• Dataset records
▼

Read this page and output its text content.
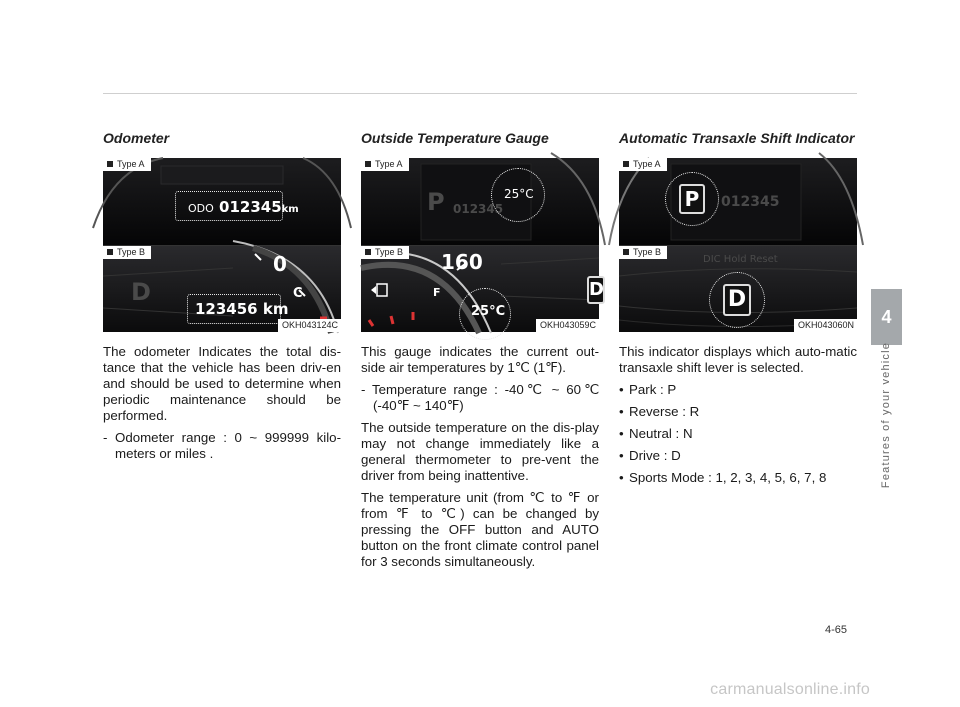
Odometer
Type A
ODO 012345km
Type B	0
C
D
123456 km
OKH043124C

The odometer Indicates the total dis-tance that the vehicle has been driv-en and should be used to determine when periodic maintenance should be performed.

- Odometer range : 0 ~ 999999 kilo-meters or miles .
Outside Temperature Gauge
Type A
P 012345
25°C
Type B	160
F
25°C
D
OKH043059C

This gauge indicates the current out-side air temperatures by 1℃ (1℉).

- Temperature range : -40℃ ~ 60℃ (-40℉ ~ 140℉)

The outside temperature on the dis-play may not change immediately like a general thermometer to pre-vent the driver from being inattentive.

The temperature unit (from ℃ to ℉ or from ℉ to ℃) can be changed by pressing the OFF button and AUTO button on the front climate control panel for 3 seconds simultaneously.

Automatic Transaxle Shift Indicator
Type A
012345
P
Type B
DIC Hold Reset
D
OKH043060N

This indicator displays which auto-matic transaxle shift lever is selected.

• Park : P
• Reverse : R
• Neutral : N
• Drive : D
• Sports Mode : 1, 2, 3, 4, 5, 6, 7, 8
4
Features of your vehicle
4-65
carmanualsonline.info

▲

• Set exercise
Repeat the material above in full and unchanged, minus its images.

• Written response
Read this page and output its text content.
Odometer
Type A
ODO 012345km
Type B	0
C
D
123456 km
OKH043124C

The odometer Indicates the total dis-tance that the vehicle has been driv-en and should be used to determine when periodic maintenance should be performed.

- Odometer range : 0 ~ 999999 kilo-meters or miles .
Outside Temperature Gauge
Type A
P 012345
25°C
Type B	160
F
25°C
D
OKH043059C

This gauge indicates the current out-side air temperatures by 1℃ (1℉).

- Temperature range : -40℃ ~ 60℃ (-40℉ ~ 140℉)

The outside temperature on the dis-play may not change immediately like a general thermometer to pre-vent the driver from being inattentive.

The temperature unit (from ℃ to ℉ or from ℉ to ℃) can be changed by pressing the OFF button and AUTO button on the front climate control panel for 3 seconds simultaneously.

Automatic Transaxle Shift Indicator
Type A
012345
P
Type B
DIC Hold Reset
D
OKH043060N

This indicator displays which auto-matic transaxle shift lever is selected.

• Park : P
• Reverse : R
• Neutral : N
• Drive : D
• Sports Mode : 1, 2, 3, 4, 5, 6, 7, 8
4
Features of your vehicle
4-65
carmanualsonline.info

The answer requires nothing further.